◆ **EXERCISE AIM**
Quote the records that follow in full, leaving the pictures out.

[Items from a figure collection]

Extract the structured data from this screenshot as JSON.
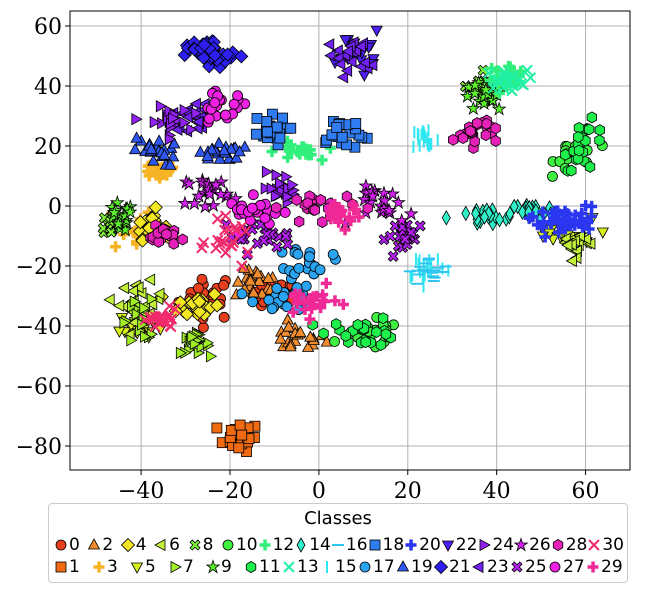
{
  "chart_data": {
    "type": "scatter",
    "title": "",
    "xlabel": "",
    "ylabel": "",
    "xlim": [
      -56,
      70
    ],
    "ylim": [
      -88,
      65
    ],
    "xticks": [
      -40,
      -20,
      0,
      20,
      40,
      60
    ],
    "yticks": [
      60,
      40,
      20,
      0,
      -20,
      -40,
      -60,
      -80
    ],
    "grid": true,
    "legend": {
      "title": "Classes",
      "placement": "bottom",
      "columns": 16
    },
    "series": [
      {
        "name": "0",
        "color": "#e8401f",
        "marker": "circle",
        "clusters": [
          [
            -25,
            -30,
            4,
            5
          ],
          [
            -10,
            -30,
            3,
            3
          ]
        ]
      },
      {
        "name": "1",
        "color": "#f06a12",
        "marker": "square",
        "clusters": [
          [
            -18,
            -77,
            3,
            3
          ]
        ]
      },
      {
        "name": "2",
        "color": "#f08c2e",
        "marker": "triangle-up",
        "clusters": [
          [
            -5,
            -44,
            4,
            3
          ],
          [
            -14,
            -26,
            3,
            3
          ]
        ]
      },
      {
        "name": "3",
        "color": "#f6b425",
        "marker": "plus",
        "clusters": [
          [
            -42,
            -8,
            3,
            5
          ],
          [
            -36,
            12,
            3,
            2
          ]
        ]
      },
      {
        "name": "4",
        "color": "#f3e623",
        "marker": "diamond",
        "clusters": [
          [
            -27,
            -33,
            3,
            3
          ],
          [
            -38,
            -6,
            2,
            3
          ]
        ]
      },
      {
        "name": "5",
        "color": "#d7ee1f",
        "marker": "triangle-down",
        "clusters": [
          [
            -40,
            -40,
            3,
            3
          ],
          [
            55,
            -8,
            4,
            3
          ]
        ]
      },
      {
        "name": "6",
        "color": "#c3f03a",
        "marker": "triangle-left",
        "clusters": [
          [
            -40,
            -32,
            3,
            4
          ],
          [
            58,
            -12,
            3,
            3
          ]
        ]
      },
      {
        "name": "7",
        "color": "#a2ef27",
        "marker": "triangle-right",
        "clusters": [
          [
            -40,
            -38,
            3,
            4
          ],
          [
            -28,
            -46,
            2,
            2
          ]
        ]
      },
      {
        "name": "8",
        "color": "#7fef38",
        "marker": "x-filled",
        "clusters": [
          [
            -46,
            -6,
            2,
            3
          ],
          [
            38,
            40,
            3,
            2
          ]
        ]
      },
      {
        "name": "9",
        "color": "#5cef2b",
        "marker": "star",
        "clusters": [
          [
            -45,
            -4,
            2,
            3
          ],
          [
            37,
            36,
            3,
            3
          ]
        ]
      },
      {
        "name": "10",
        "color": "#3ef040",
        "marker": "circle",
        "clusters": [
          [
            12,
            -43,
            4,
            3
          ],
          [
            58,
            18,
            3,
            4
          ]
        ]
      },
      {
        "name": "11",
        "color": "#1df04a",
        "marker": "hexagon",
        "clusters": [
          [
            10,
            -42,
            5,
            3
          ],
          [
            60,
            20,
            3,
            5
          ]
        ]
      },
      {
        "name": "12",
        "color": "#30f07b",
        "marker": "plus",
        "clusters": [
          [
            42,
            44,
            3,
            2
          ],
          [
            -5,
            18,
            3,
            2
          ]
        ]
      },
      {
        "name": "13",
        "color": "#21f0a4",
        "marker": "x",
        "clusters": [
          [
            42,
            42,
            3,
            2
          ]
        ]
      },
      {
        "name": "14",
        "color": "#2ff0c9",
        "marker": "thin-diamond",
        "clusters": [
          [
            37,
            -4,
            5,
            2
          ],
          [
            48,
            -2,
            3,
            2
          ]
        ]
      },
      {
        "name": "15",
        "color": "#2ee7f0",
        "marker": "vline",
        "clusters": [
          [
            24,
            22,
            2,
            3
          ],
          [
            24,
            -20,
            3,
            3
          ]
        ]
      },
      {
        "name": "16",
        "color": "#30c6f0",
        "marker": "hline",
        "clusters": [
          [
            25,
            -22,
            3,
            3
          ]
        ]
      },
      {
        "name": "17",
        "color": "#2aa3f0",
        "marker": "circle",
        "clusters": [
          [
            -8,
            -30,
            4,
            4
          ],
          [
            -2,
            -18,
            3,
            3
          ]
        ]
      },
      {
        "name": "18",
        "color": "#2f7cf0",
        "marker": "square",
        "clusters": [
          [
            5,
            24,
            4,
            4
          ],
          [
            -12,
            25,
            3,
            3
          ]
        ]
      },
      {
        "name": "19",
        "color": "#2f58f0",
        "marker": "triangle-up",
        "clusters": [
          [
            -37,
            18,
            3,
            3
          ],
          [
            -22,
            18,
            3,
            2
          ]
        ]
      },
      {
        "name": "20",
        "color": "#2a36f0",
        "marker": "plus",
        "clusters": [
          [
            52,
            -5,
            3,
            3
          ],
          [
            58,
            -5,
            3,
            3
          ]
        ]
      },
      {
        "name": "21",
        "color": "#2c1ff0",
        "marker": "diamond",
        "clusters": [
          [
            -23,
            50,
            4,
            3
          ],
          [
            -26,
            52,
            3,
            2
          ]
        ]
      },
      {
        "name": "22",
        "color": "#4e1ff0",
        "marker": "triangle-down",
        "clusters": [
          [
            9,
            52,
            3,
            4
          ]
        ]
      },
      {
        "name": "23",
        "color": "#7021f0",
        "marker": "triangle-left",
        "clusters": [
          [
            7,
            50,
            3,
            4
          ],
          [
            -28,
            30,
            3,
            3
          ]
        ]
      },
      {
        "name": "24",
        "color": "#9222f0",
        "marker": "triangle-right",
        "clusters": [
          [
            -34,
            28,
            3,
            3
          ],
          [
            -8,
            6,
            3,
            3
          ]
        ]
      },
      {
        "name": "25",
        "color": "#b41ff0",
        "marker": "x-filled",
        "clusters": [
          [
            -14,
            -10,
            5,
            3
          ],
          [
            20,
            -10,
            3,
            3
          ]
        ]
      },
      {
        "name": "26",
        "color": "#d51ff0",
        "marker": "star",
        "clusters": [
          [
            15,
            0,
            4,
            4
          ],
          [
            -25,
            5,
            3,
            3
          ]
        ]
      },
      {
        "name": "27",
        "color": "#ef1fe3",
        "marker": "circle",
        "clusters": [
          [
            -22,
            33,
            4,
            3
          ],
          [
            -14,
            -2,
            4,
            3
          ]
        ]
      },
      {
        "name": "28",
        "color": "#e521b9",
        "marker": "hexagon",
        "clusters": [
          [
            0,
            0,
            5,
            3
          ],
          [
            35,
            25,
            3,
            3
          ],
          [
            -35,
            -10,
            2,
            2
          ]
        ]
      },
      {
        "name": "29",
        "color": "#f02996",
        "marker": "plus",
        "clusters": [
          [
            -2,
            -32,
            4,
            3
          ],
          [
            5,
            -2,
            3,
            3
          ]
        ]
      },
      {
        "name": "30",
        "color": "#f02a6d",
        "marker": "x",
        "clusters": [
          [
            -20,
            -12,
            3,
            4
          ],
          [
            -35,
            -38,
            2,
            2
          ]
        ]
      }
    ]
  }
}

◆ **TASK ANSWER**
Extract the structured data from this screenshot as JSON.
{
  "chart_data": {
    "type": "scatter",
    "title": "",
    "xlabel": "",
    "ylabel": "",
    "xlim": [
      -56,
      70
    ],
    "ylim": [
      -88,
      65
    ],
    "xticks": [
      -40,
      -20,
      0,
      20,
      40,
      60
    ],
    "yticks": [
      60,
      40,
      20,
      0,
      -20,
      -40,
      -60,
      -80
    ],
    "grid": true,
    "legend": {
      "title": "Classes",
      "placement": "bottom",
      "columns": 16
    },
    "series": [
      {
        "name": "0",
        "color": "#e8401f",
        "marker": "circle",
        "clusters": [
          [
            -25,
            -30,
            4,
            5
          ],
          [
            -10,
            -30,
            3,
            3
          ]
        ]
      },
      {
        "name": "1",
        "color": "#f06a12",
        "marker": "square",
        "clusters": [
          [
            -18,
            -77,
            3,
            3
          ]
        ]
      },
      {
        "name": "2",
        "color": "#f08c2e",
        "marker": "triangle-up",
        "clusters": [
          [
            -5,
            -44,
            4,
            3
          ],
          [
            -14,
            -26,
            3,
            3
          ]
        ]
      },
      {
        "name": "3",
        "color": "#f6b425",
        "marker": "plus",
        "clusters": [
          [
            -42,
            -8,
            3,
            5
          ],
          [
            -36,
            12,
            3,
            2
          ]
        ]
      },
      {
        "name": "4",
        "color": "#f3e623",
        "marker": "diamond",
        "clusters": [
          [
            -27,
            -33,
            3,
            3
          ],
          [
            -38,
            -6,
            2,
            3
          ]
        ]
      },
      {
        "name": "5",
        "color": "#d7ee1f",
        "marker": "triangle-down",
        "clusters": [
          [
            -40,
            -40,
            3,
            3
          ],
          [
            55,
            -8,
            4,
            3
          ]
        ]
      },
      {
        "name": "6",
        "color": "#c3f03a",
        "marker": "triangle-left",
        "clusters": [
          [
            -40,
            -32,
            3,
            4
          ],
          [
            58,
            -12,
            3,
            3
          ]
        ]
      },
      {
        "name": "7",
        "color": "#a2ef27",
        "marker": "triangle-right",
        "clusters": [
          [
            -40,
            -38,
            3,
            4
          ],
          [
            -28,
            -46,
            2,
            2
          ]
        ]
      },
      {
        "name": "8",
        "color": "#7fef38",
        "marker": "x-filled",
        "clusters": [
          [
            -46,
            -6,
            2,
            3
          ],
          [
            38,
            40,
            3,
            2
          ]
        ]
      },
      {
        "name": "9",
        "color": "#5cef2b",
        "marker": "star",
        "clusters": [
          [
            -45,
            -4,
            2,
            3
          ],
          [
            37,
            36,
            3,
            3
          ]
        ]
      },
      {
        "name": "10",
        "color": "#3ef040",
        "marker": "circle",
        "clusters": [
          [
            12,
            -43,
            4,
            3
          ],
          [
            58,
            18,
            3,
            4
          ]
        ]
      },
      {
        "name": "11",
        "color": "#1df04a",
        "marker": "hexagon",
        "clusters": [
          [
            10,
            -42,
            5,
            3
          ],
          [
            60,
            20,
            3,
            5
          ]
        ]
      },
      {
        "name": "12",
        "color": "#30f07b",
        "marker": "plus",
        "clusters": [
          [
            42,
            44,
            3,
            2
          ],
          [
            -5,
            18,
            3,
            2
          ]
        ]
      },
      {
        "name": "13",
        "color": "#21f0a4",
        "marker": "x",
        "clusters": [
          [
            42,
            42,
            3,
            2
          ]
        ]
      },
      {
        "name": "14",
        "color": "#2ff0c9",
        "marker": "thin-diamond",
        "clusters": [
          [
            37,
            -4,
            5,
            2
          ],
          [
            48,
            -2,
            3,
            2
          ]
        ]
      },
      {
        "name": "15",
        "color": "#2ee7f0",
        "marker": "vline",
        "clusters": [
          [
            24,
            22,
            2,
            3
          ],
          [
            24,
            -20,
            3,
            3
          ]
        ]
      },
      {
        "name": "16",
        "color": "#30c6f0",
        "marker": "hline",
        "clusters": [
          [
            25,
            -22,
            3,
            3
          ]
        ]
      },
      {
        "name": "17",
        "color": "#2aa3f0",
        "marker": "circle",
        "clusters": [
          [
            -8,
            -30,
            4,
            4
          ],
          [
            -2,
            -18,
            3,
            3
          ]
        ]
      },
      {
        "name": "18",
        "color": "#2f7cf0",
        "marker": "square",
        "clusters": [
          [
            5,
            24,
            4,
            4
          ],
          [
            -12,
            25,
            3,
            3
          ]
        ]
      },
      {
        "name": "19",
        "color": "#2f58f0",
        "marker": "triangle-up",
        "clusters": [
          [
            -37,
            18,
            3,
            3
          ],
          [
            -22,
            18,
            3,
            2
          ]
        ]
      },
      {
        "name": "20",
        "color": "#2a36f0",
        "marker": "plus",
        "clusters": [
          [
            52,
            -5,
            3,
            3
          ],
          [
            58,
            -5,
            3,
            3
          ]
        ]
      },
      {
        "name": "21",
        "color": "#2c1ff0",
        "marker": "diamond",
        "clusters": [
          [
            -23,
            50,
            4,
            3
          ],
          [
            -26,
            52,
            3,
            2
          ]
        ]
      },
      {
        "name": "22",
        "color": "#4e1ff0",
        "marker": "triangle-down",
        "clusters": [
          [
            9,
            52,
            3,
            4
          ]
        ]
      },
      {
        "name": "23",
        "color": "#7021f0",
        "marker": "triangle-left",
        "clusters": [
          [
            7,
            50,
            3,
            4
          ],
          [
            -28,
            30,
            3,
            3
          ]
        ]
      },
      {
        "name": "24",
        "color": "#9222f0",
        "marker": "triangle-right",
        "clusters": [
          [
            -34,
            28,
            3,
            3
          ],
          [
            -8,
            6,
            3,
            3
          ]
        ]
      },
      {
        "name": "25",
        "color": "#b41ff0",
        "marker": "x-filled",
        "clusters": [
          [
            -14,
            -10,
            5,
            3
          ],
          [
            20,
            -10,
            3,
            3
          ]
        ]
      },
      {
        "name": "26",
        "color": "#d51ff0",
        "marker": "star",
        "clusters": [
          [
            15,
            0,
            4,
            4
          ],
          [
            -25,
            5,
            3,
            3
          ]
        ]
      },
      {
        "name": "27",
        "color": "#ef1fe3",
        "marker": "circle",
        "clusters": [
          [
            -22,
            33,
            4,
            3
          ],
          [
            -14,
            -2,
            4,
            3
          ]
        ]
      },
      {
        "name": "28",
        "color": "#e521b9",
        "marker": "hexagon",
        "clusters": [
          [
            0,
            0,
            5,
            3
          ],
          [
            35,
            25,
            3,
            3
          ],
          [
            -35,
            -10,
            2,
            2
          ]
        ]
      },
      {
        "name": "29",
        "color": "#f02996",
        "marker": "plus",
        "clusters": [
          [
            -2,
            -32,
            4,
            3
          ],
          [
            5,
            -2,
            3,
            3
          ]
        ]
      },
      {
        "name": "30",
        "color": "#f02a6d",
        "marker": "x",
        "clusters": [
          [
            -20,
            -12,
            3,
            4
          ],
          [
            -35,
            -38,
            2,
            2
          ]
        ]
      }
    ]
  }
}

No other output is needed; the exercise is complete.